Even if I accept that the appellant was sick on the day of the hearing, it would only be proper for me to set aside the order of 3 November 2005 if the appellant could show that there was some useful purpose that would be served by setting aside the order, in the form of an argument to the effect that the decisions below were wrong.
In this case, the appellant has had the advantage of the decision and reasons of the Tribunal, together with the reasons given below in the Federal Magistrates Court.
The matter was fully considered by the Federal Magistrate on the question of review and the application was dismissed. The Federal Magistrate was not satisfied that any error had been shown on the part of the Tribunal. Therefore, as the decision was one to which the privative clause requirements of s 474 of the Migration Act 1958 (Cth) applied, the Court did not have any jurisdiction to intervene.

DIRECTIVES.
• a. Decide whether each statement agrees with the judgment excerpt, answering yes or no and quoting the words of the excerpt that settle it: (i) The Federal Magistrate found an error on the part of the Tribunal. (ii) The order in question is dated 3 November 2005. (iii) The privative clause requirements come from s 474 of the Migration Act 1958 (Cth).
• b. Carry the judgment excerpt forward with the next few sentences after its last line.
The rows have no connection to the judgment excerpt.

Rows from a dataset:
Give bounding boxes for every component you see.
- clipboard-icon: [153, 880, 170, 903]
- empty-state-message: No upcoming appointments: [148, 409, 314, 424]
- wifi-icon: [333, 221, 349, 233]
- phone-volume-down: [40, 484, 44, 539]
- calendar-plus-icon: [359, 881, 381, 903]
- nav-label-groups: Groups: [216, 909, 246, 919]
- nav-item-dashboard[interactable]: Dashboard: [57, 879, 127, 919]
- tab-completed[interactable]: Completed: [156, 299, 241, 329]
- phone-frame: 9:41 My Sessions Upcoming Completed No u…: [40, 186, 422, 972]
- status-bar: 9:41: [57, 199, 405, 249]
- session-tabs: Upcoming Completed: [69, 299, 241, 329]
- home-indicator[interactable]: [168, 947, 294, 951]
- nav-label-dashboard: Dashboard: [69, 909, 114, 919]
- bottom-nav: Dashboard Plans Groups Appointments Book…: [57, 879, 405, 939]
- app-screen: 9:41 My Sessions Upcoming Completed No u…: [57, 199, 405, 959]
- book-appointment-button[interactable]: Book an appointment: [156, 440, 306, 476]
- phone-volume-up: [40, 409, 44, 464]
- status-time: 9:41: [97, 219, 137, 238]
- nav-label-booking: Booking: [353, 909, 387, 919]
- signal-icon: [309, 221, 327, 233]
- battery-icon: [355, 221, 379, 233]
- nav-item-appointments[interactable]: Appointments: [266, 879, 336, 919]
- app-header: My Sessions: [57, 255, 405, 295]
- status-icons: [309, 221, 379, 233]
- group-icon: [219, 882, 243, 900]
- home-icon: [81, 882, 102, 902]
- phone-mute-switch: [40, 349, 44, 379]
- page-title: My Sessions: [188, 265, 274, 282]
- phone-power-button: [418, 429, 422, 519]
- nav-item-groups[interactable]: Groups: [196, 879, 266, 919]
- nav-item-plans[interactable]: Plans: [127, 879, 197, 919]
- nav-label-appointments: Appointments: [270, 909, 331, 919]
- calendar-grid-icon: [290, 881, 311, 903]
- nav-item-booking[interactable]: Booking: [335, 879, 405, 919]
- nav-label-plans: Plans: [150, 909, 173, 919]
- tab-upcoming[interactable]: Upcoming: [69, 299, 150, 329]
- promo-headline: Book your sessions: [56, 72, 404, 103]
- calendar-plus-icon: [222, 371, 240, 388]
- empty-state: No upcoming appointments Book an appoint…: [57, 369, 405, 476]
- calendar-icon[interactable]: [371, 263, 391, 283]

RESPONSE LIST.
• a.
(i) No: "The Federal Magistrate was not satisfied that any error had been shown on the part of the Tribunal."
(ii) Yes: "the order of 3 November 2005"
(iii) Yes: "the privative clause requirements of s 474 of the Migration Act 1958 (Cth) applied"

• b.
In the circumstances, and on the basis that I accept the appellant’s statement in his affidavit that he was sick, although he has given no evidence in support, no useful purpose would be served by reopening this matter. I am not satisfied or persuaded that there is any reasonably arguable case or any proper basis for opening up the matter for argument. The appellant has been unable to satisfy me that there are any grounds for allowing the appeal or granting a review of the decision of the Tribunal.
Accordingly, I dismiss the application with costs.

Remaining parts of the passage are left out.